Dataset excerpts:
--------------------

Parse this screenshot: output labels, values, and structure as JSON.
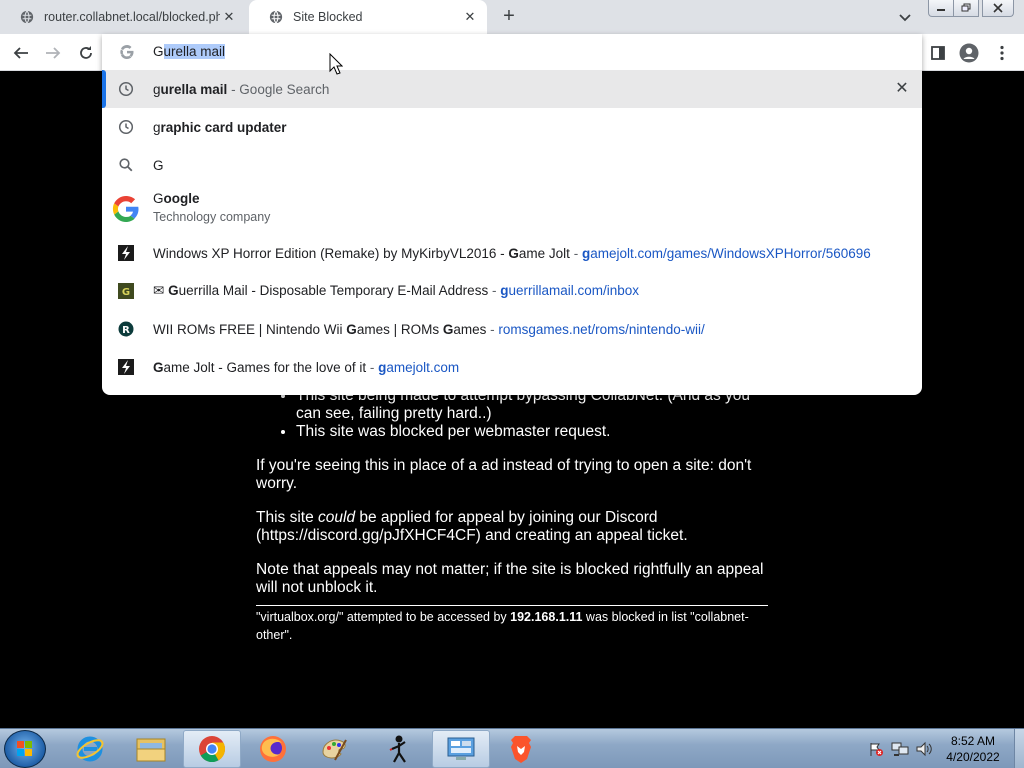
{
  "browser": {
    "tabs": [
      {
        "title": "router.collabnet.local/blocked.php",
        "favicon": "globe-icon",
        "active": false
      },
      {
        "title": "Site Blocked",
        "favicon": "globe-icon",
        "active": true
      }
    ],
    "omnibox": {
      "typed_prefix": "G",
      "autocompleted": "urella mail",
      "suggestions": [
        {
          "type": "history",
          "icon": "clock-icon",
          "prefix": "g",
          "bold": "urella mail",
          "suffix": " - Google Search",
          "removable": true,
          "selected": true
        },
        {
          "type": "history",
          "icon": "clock-icon",
          "prefix": "g",
          "bold": "raphic card updater",
          "suffix": ""
        },
        {
          "type": "search",
          "icon": "search-icon",
          "text": "G"
        },
        {
          "type": "entity",
          "icon": "google-logo-icon",
          "prefix": "G",
          "bold": "oogle",
          "subtitle": "Technology company"
        },
        {
          "type": "site",
          "icon": "gamejolt-icon",
          "pre": "Windows XP Horror Edition (Remake) by MyKirbyVL2016 - ",
          "b1": "G",
          "mid": "ame Jolt",
          "sep": " - ",
          "url_b": "g",
          "url": "amejolt.com/games/WindowsXPHorror/560696"
        },
        {
          "type": "site",
          "icon": "guerrillamail-icon",
          "pre": "✉ ",
          "b1": "G",
          "mid": "uerrilla Mail - Disposable Temporary E-Mail Address",
          "sep": " - ",
          "url_b": "g",
          "url": "uerrillamail.com/inbox"
        },
        {
          "type": "site",
          "icon": "romsgames-icon",
          "pre": "WII ROMs FREE | Nintendo Wii ",
          "b1": "G",
          "mid": "ames | ROMs ",
          "b2": "G",
          "mid2": "ames",
          "sep": " - ",
          "url": "romsgames.net/roms/nintendo-wii/"
        },
        {
          "type": "site",
          "icon": "gamejolt-icon",
          "b1": "G",
          "mid": "ame Jolt - Games for the love of it",
          "sep": " - ",
          "url_b": "g",
          "url": "amejolt.com"
        }
      ]
    }
  },
  "page": {
    "bullets": [
      "This site being made to attempt bypassing CollabNet. (And as you can see, failing pretty hard..)",
      "This site was blocked per webmaster request."
    ],
    "para1": "If you're seeing this in place of a ad instead of trying to open a site: don't worry.",
    "para2_a": "This site ",
    "para2_em": "could",
    "para2_b": " be applied for appeal by joining our Discord (https://discord.gg/pJfXHCF4CF) and creating an appeal ticket.",
    "para3": "Note that appeals may not matter; if the site is blocked rightfully an appeal will not unblock it.",
    "foot_a": "\"virtualbox.org/\" attempted to be accessed by ",
    "foot_ip": "192.168.1.11",
    "foot_b": " was blocked in list \"collabnet-other\"."
  },
  "taskbar": {
    "apps": [
      "internet-explorer-icon",
      "file-explorer-icon",
      "chrome-icon",
      "firefox-icon",
      "paint-icon",
      "stickman-app-icon",
      "control-panel-icon",
      "brave-icon"
    ],
    "clock_time": "8:52 AM",
    "clock_date": "4/20/2022"
  },
  "colors": {
    "accent": "#1a73e8",
    "url": "#1a57c4",
    "tab_strip": "#dee1e6"
  }
}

--------------------

Work instructions:
Determine how many lines in the data above contain the string "bold". Give nothing except the number.

Task response:
3